Material for this task:
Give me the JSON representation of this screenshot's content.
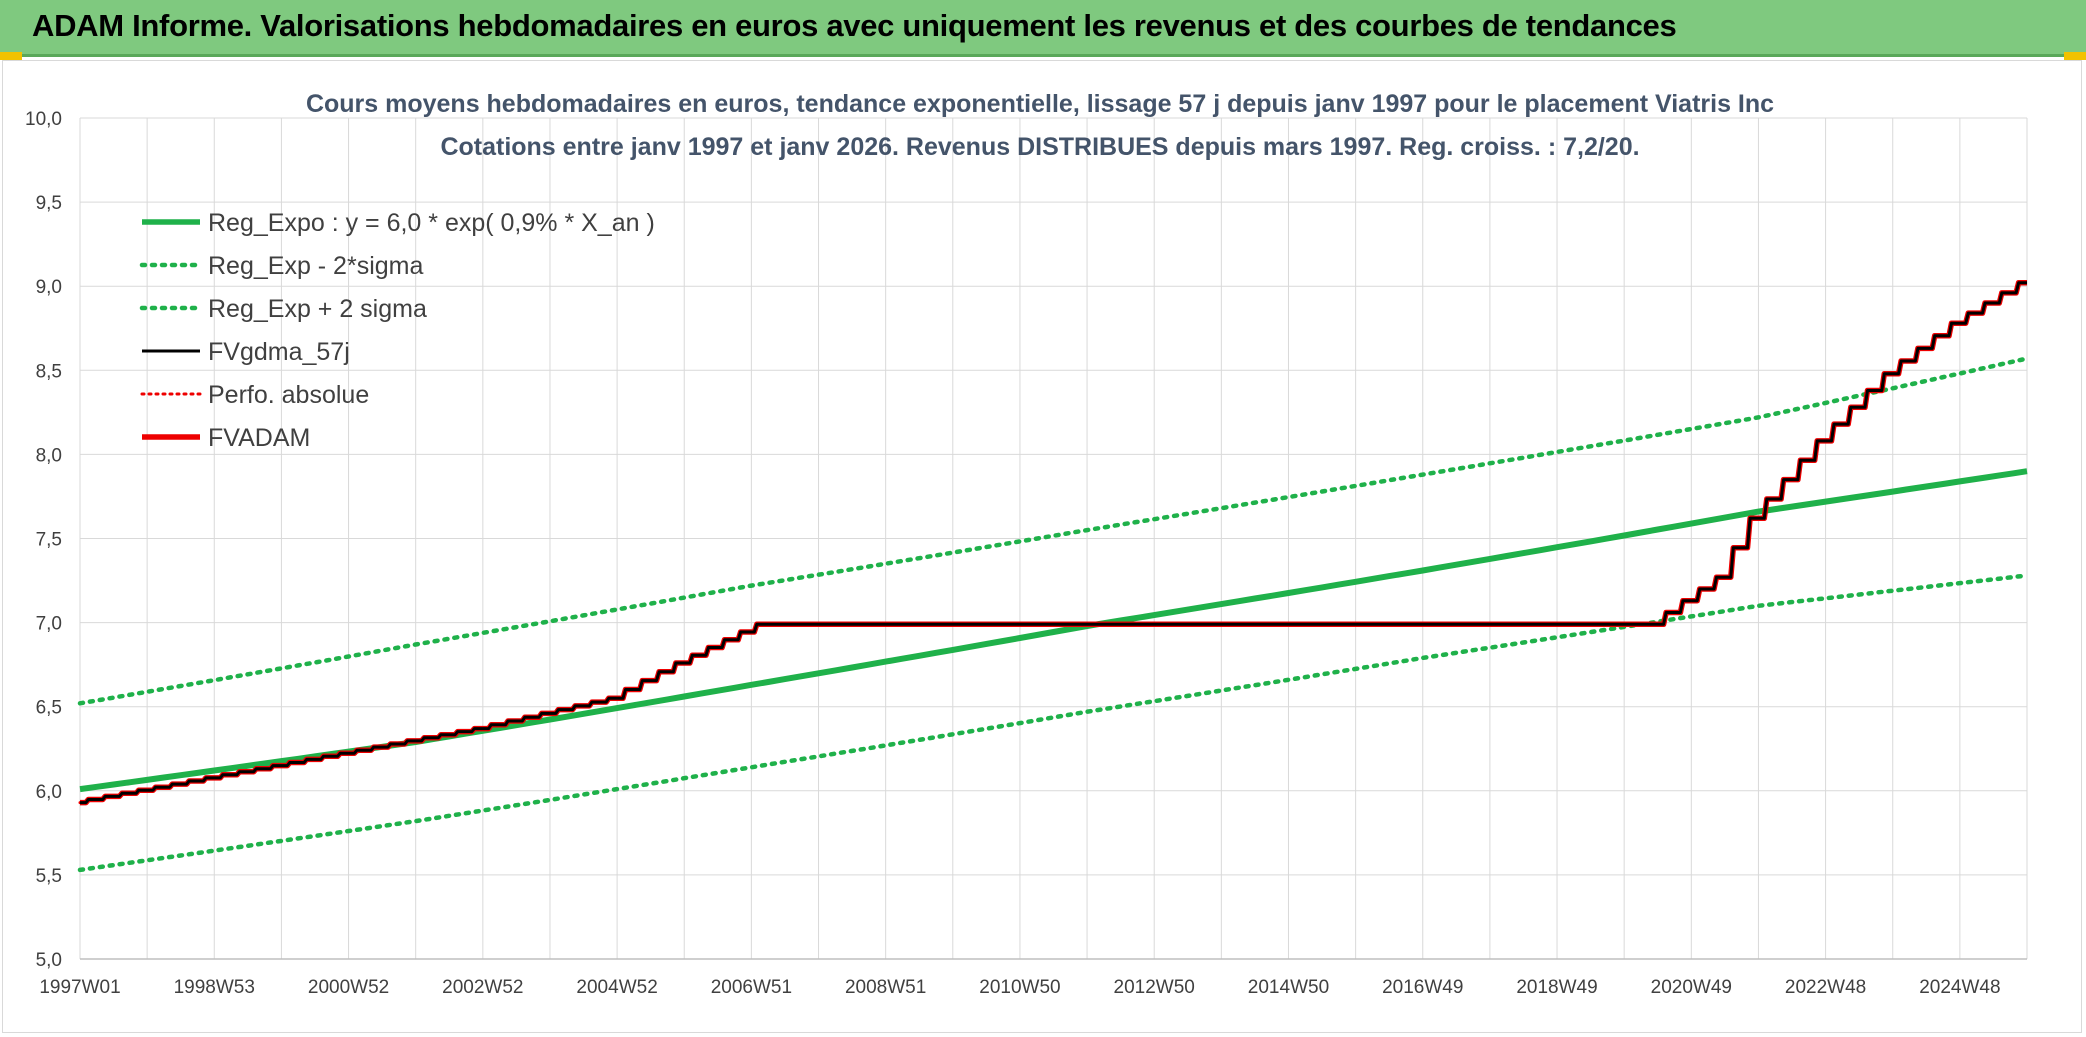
{
  "header": {
    "title": "ADAM Informe. Valorisations hebdomadaires en euros avec uniquement les revenus et des courbes de tendances"
  },
  "colors": {
    "header_bg": "#7fc97f",
    "green": "#1fb14a",
    "red": "#ee0000",
    "black": "#000000",
    "grid": "#d9d9d9"
  },
  "chart_data": {
    "type": "line",
    "title": "Cours moyens hebdomadaires en euros, tendance exponentielle, lissage 57 j depuis janv 1997 pour le placement Viatris Inc",
    "subtitle": "Cotations entre janv 1997 et janv 2026. Revenus DISTRIBUES depuis mars 1997. Reg. croiss. : 7,2/20.",
    "xlabel": "",
    "ylabel": "",
    "x_ticks": [
      "1997W01",
      "1998W53",
      "2000W52",
      "2002W52",
      "2004W52",
      "2006W51",
      "2008W51",
      "2010W50",
      "2012W50",
      "2014W50",
      "2016W49",
      "2018W49",
      "2020W49",
      "2022W48",
      "2024W48"
    ],
    "x_range": [
      1997.0,
      2026.0
    ],
    "y_ticks": [
      "5,0",
      "5,5",
      "6,0",
      "6,5",
      "7,0",
      "7,5",
      "8,0",
      "8,5",
      "9,0",
      "9,5",
      "10,0"
    ],
    "ylim": [
      5.0,
      10.0
    ],
    "grid": true,
    "legend_position": "top-left",
    "series": [
      {
        "name": "Reg_Expo : y = 6,0 * exp( 0,9% *  X_an )",
        "style": "solid-green",
        "x": [
          1997.0,
          2002.0,
          2007.0,
          2012.0,
          2017.0,
          2022.0,
          2026.0
        ],
        "y": [
          6.01,
          6.29,
          6.63,
          6.98,
          7.31,
          7.66,
          7.9
        ]
      },
      {
        "name": "Reg_Exp - 2*sigma",
        "style": "dotted-green",
        "x": [
          1997.0,
          2002.0,
          2007.0,
          2012.0,
          2017.0,
          2022.0,
          2026.0
        ],
        "y": [
          5.53,
          5.82,
          6.14,
          6.47,
          6.79,
          7.1,
          7.28
        ]
      },
      {
        "name": "Reg_Exp + 2 sigma",
        "style": "dotted-green",
        "x": [
          1997.0,
          2002.0,
          2007.0,
          2012.0,
          2017.0,
          2022.0,
          2026.0
        ],
        "y": [
          6.52,
          6.87,
          7.22,
          7.55,
          7.88,
          8.22,
          8.57
        ]
      },
      {
        "name": "FVgdma_57j",
        "style": "solid-black",
        "x": [
          1997.0,
          2003.0,
          2005.0,
          2006.0,
          2007.2,
          2020.5,
          2021.5,
          2022.0,
          2023.0,
          2024.0,
          2025.0,
          2026.0
        ],
        "y": [
          5.93,
          6.37,
          6.55,
          6.76,
          6.99,
          6.99,
          7.27,
          7.62,
          8.08,
          8.48,
          8.78,
          9.02
        ]
      },
      {
        "name": "Perfo. absolue",
        "style": "dotted-red",
        "x": [
          1997.0,
          2003.0,
          2005.0,
          2006.0,
          2007.2,
          2020.5,
          2021.5,
          2022.0,
          2023.0,
          2024.0,
          2025.0,
          2026.0
        ],
        "y": [
          5.93,
          6.37,
          6.55,
          6.76,
          6.99,
          6.99,
          7.27,
          7.62,
          8.08,
          8.48,
          8.78,
          9.02
        ]
      },
      {
        "name": "FVADAM",
        "style": "solid-red",
        "x": [
          1997.0,
          2003.0,
          2005.0,
          2006.0,
          2007.2,
          2020.5,
          2021.5,
          2022.0,
          2023.0,
          2024.0,
          2025.0,
          2026.0
        ],
        "y": [
          5.93,
          6.37,
          6.55,
          6.76,
          6.99,
          6.99,
          7.27,
          7.62,
          8.08,
          8.48,
          8.78,
          9.02
        ]
      }
    ]
  }
}
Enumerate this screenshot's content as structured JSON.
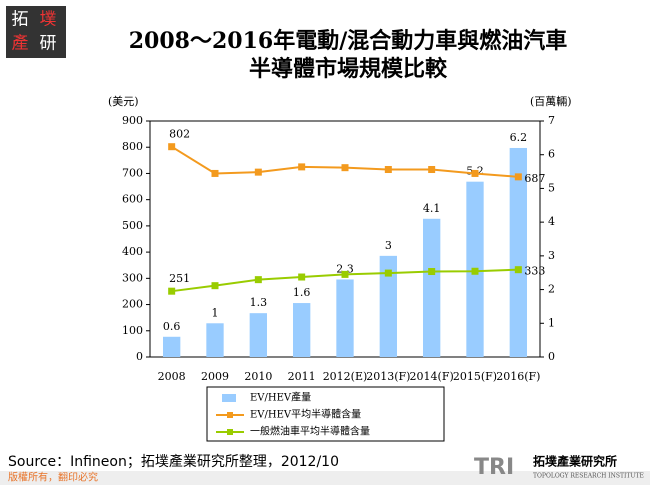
{
  "header": {
    "logo_chars": [
      "拓",
      "墣",
      "產",
      "研"
    ]
  },
  "chart_data": {
    "type": "bar",
    "title": [
      "2008～2016年電動/混合動力車與燃油汽車",
      "半導體市場規模比較"
    ],
    "y_label": "(美元)",
    "y2_label": "(百萬輛)",
    "categories": [
      "2008",
      "2009",
      "2010",
      "2011",
      "2012(E)",
      "2013(F)",
      "2014(F)",
      "2015(F)",
      "2016(F)"
    ],
    "ylim": [
      0,
      900
    ],
    "yticks": [
      0,
      100,
      200,
      300,
      400,
      500,
      600,
      700,
      800,
      900
    ],
    "y2lim": [
      0,
      7
    ],
    "y2ticks": [
      0,
      1,
      2,
      3,
      4,
      5,
      6,
      7
    ],
    "series": [
      {
        "name": "EV/HEV產量",
        "type": "bar",
        "axis": "y2",
        "color": "#99ccff",
        "label_points": "all",
        "values": [
          0.6,
          1,
          1.3,
          1.6,
          2.3,
          3,
          4.1,
          5.2,
          6.2
        ]
      },
      {
        "name": "EV/HEV平均半導體含量",
        "type": "line",
        "color": "#f39a1e",
        "label_points": "ends",
        "values": [
          802,
          700,
          705,
          725,
          722,
          715,
          715,
          700,
          687
        ]
      },
      {
        "name": "一般燃油車平均半導體含量",
        "type": "line",
        "color": "#99cc00",
        "label_points": "ends",
        "values": [
          251,
          272,
          295,
          305,
          315,
          320,
          326,
          327,
          333
        ]
      }
    ]
  },
  "footer": {
    "source": "Source：Infineon；拓墣產業研究所整理，2012/10",
    "copyright": "版權所有，翻印必究",
    "brand": "TRI",
    "brand_name": "拓墣產業研究所",
    "brand_sub": "TOPOLOGY RESEARCH INSTITUTE"
  }
}
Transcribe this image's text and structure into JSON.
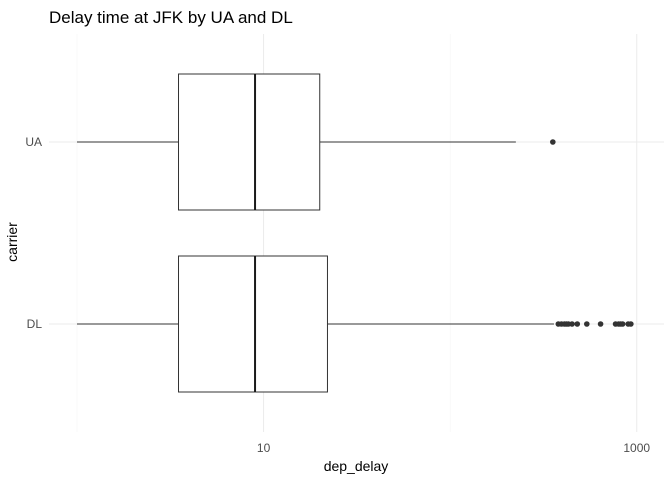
{
  "chart_data": {
    "type": "boxplot",
    "orientation": "horizontal",
    "title": "Delay time at JFK by UA and DL",
    "xlabel": "dep_delay",
    "ylabel": "carrier",
    "x_scale": "log10",
    "x_range": [
      1,
      1400
    ],
    "x_ticks": [
      10,
      1000
    ],
    "x_tick_labels": [
      "10",
      "1000"
    ],
    "grid": true,
    "legend": "none",
    "categories": [
      "DL",
      "UA"
    ],
    "series": [
      {
        "category": "DL",
        "whisker_low": 1,
        "q1": 3.5,
        "median": 9,
        "q3": 22,
        "whisker_high": 360,
        "outliers": [
          380,
          395,
          410,
          420,
          430,
          450,
          480,
          540,
          640,
          770,
          800,
          820,
          840,
          900,
          930
        ]
      },
      {
        "category": "UA",
        "whisker_low": 1,
        "q1": 3.5,
        "median": 9,
        "q3": 20,
        "whisker_high": 225,
        "outliers": [
          355
        ]
      }
    ]
  }
}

Written instruction: Retype the records above exactly, starting at the line that contains "Transcribe this image's" and going through the last line, and leave out any pictures.

Completed task:
Transcribe this image's text and structure into JSON.
{
  "chart_data": {
    "type": "boxplot",
    "orientation": "horizontal",
    "title": "Delay time at JFK by UA and DL",
    "xlabel": "dep_delay",
    "ylabel": "carrier",
    "x_scale": "log10",
    "x_range": [
      1,
      1400
    ],
    "x_ticks": [
      10,
      1000
    ],
    "x_tick_labels": [
      "10",
      "1000"
    ],
    "grid": true,
    "legend": "none",
    "categories": [
      "DL",
      "UA"
    ],
    "series": [
      {
        "category": "DL",
        "whisker_low": 1,
        "q1": 3.5,
        "median": 9,
        "q3": 22,
        "whisker_high": 360,
        "outliers": [
          380,
          395,
          410,
          420,
          430,
          450,
          480,
          540,
          640,
          770,
          800,
          820,
          840,
          900,
          930
        ]
      },
      {
        "category": "UA",
        "whisker_low": 1,
        "q1": 3.5,
        "median": 9,
        "q3": 20,
        "whisker_high": 225,
        "outliers": [
          355
        ]
      }
    ]
  }
}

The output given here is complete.